Exercise data:
▼

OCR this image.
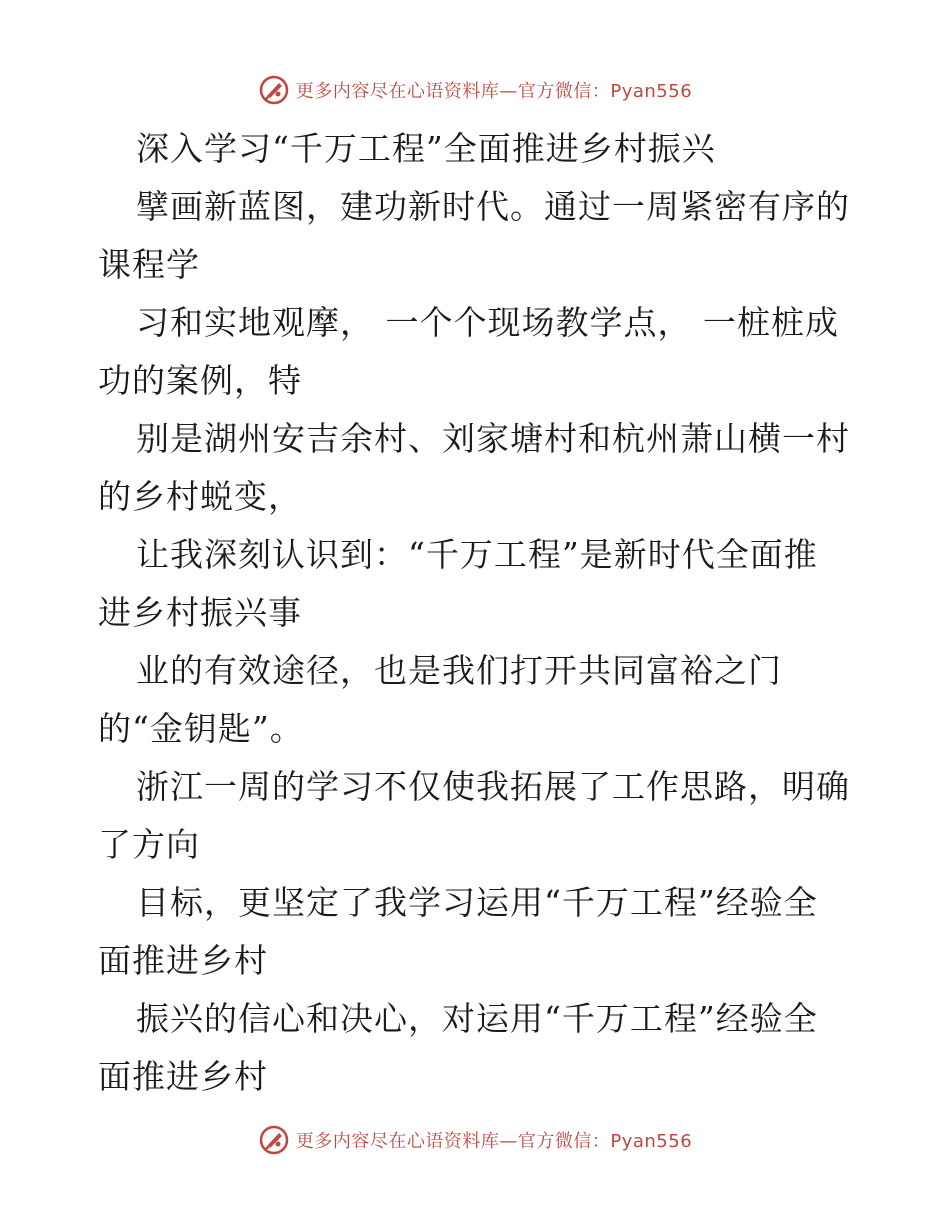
更多内容尽在心语资料库—官方微信：Pyan556
深入学习“千万工程”全面推进乡村振兴
擘画新蓝图，建功新时代。通过一周紧密有序的
课程学
习和实地观摩， 一个个现场教学点， 一桩桩成
功的案例，特
别是湖州安吉余村、刘家塘村和杭州萧山横一村
的乡村蜕变，
让我深刻认识到：“千万工程”是新时代全面推
进乡村振兴事
业的有效途径，也是我们打开共同富裕之门
的“金钥匙”。
浙江一周的学习不仅使我拓展了工作思路，明确
了方向
目标，更坚定了我学习运用“千万工程”经验全
面推进乡村
振兴的信心和决心，对运用“千万工程”经验全
面推进乡村
更多内容尽在心语资料库—官方微信：Pyan556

▲

Directions: All the records need to be repeated exactly, with the images dropped.

Solution for this task:
OCR this image.
更多内容尽在心语资料库—官方微信：Pyan556
深入学习“千万工程”全面推进乡村振兴
擘画新蓝图，建功新时代。通过一周紧密有序的
课程学
习和实地观摩， 一个个现场教学点， 一桩桩成
功的案例，特
别是湖州安吉余村、刘家塘村和杭州萧山横一村
的乡村蜕变，
让我深刻认识到：“千万工程”是新时代全面推
进乡村振兴事
业的有效途径，也是我们打开共同富裕之门
的“金钥匙”。
浙江一周的学习不仅使我拓展了工作思路，明确
了方向
目标，更坚定了我学习运用“千万工程”经验全
面推进乡村
振兴的信心和决心，对运用“千万工程”经验全
面推进乡村
更多内容尽在心语资料库—官方微信：Pyan556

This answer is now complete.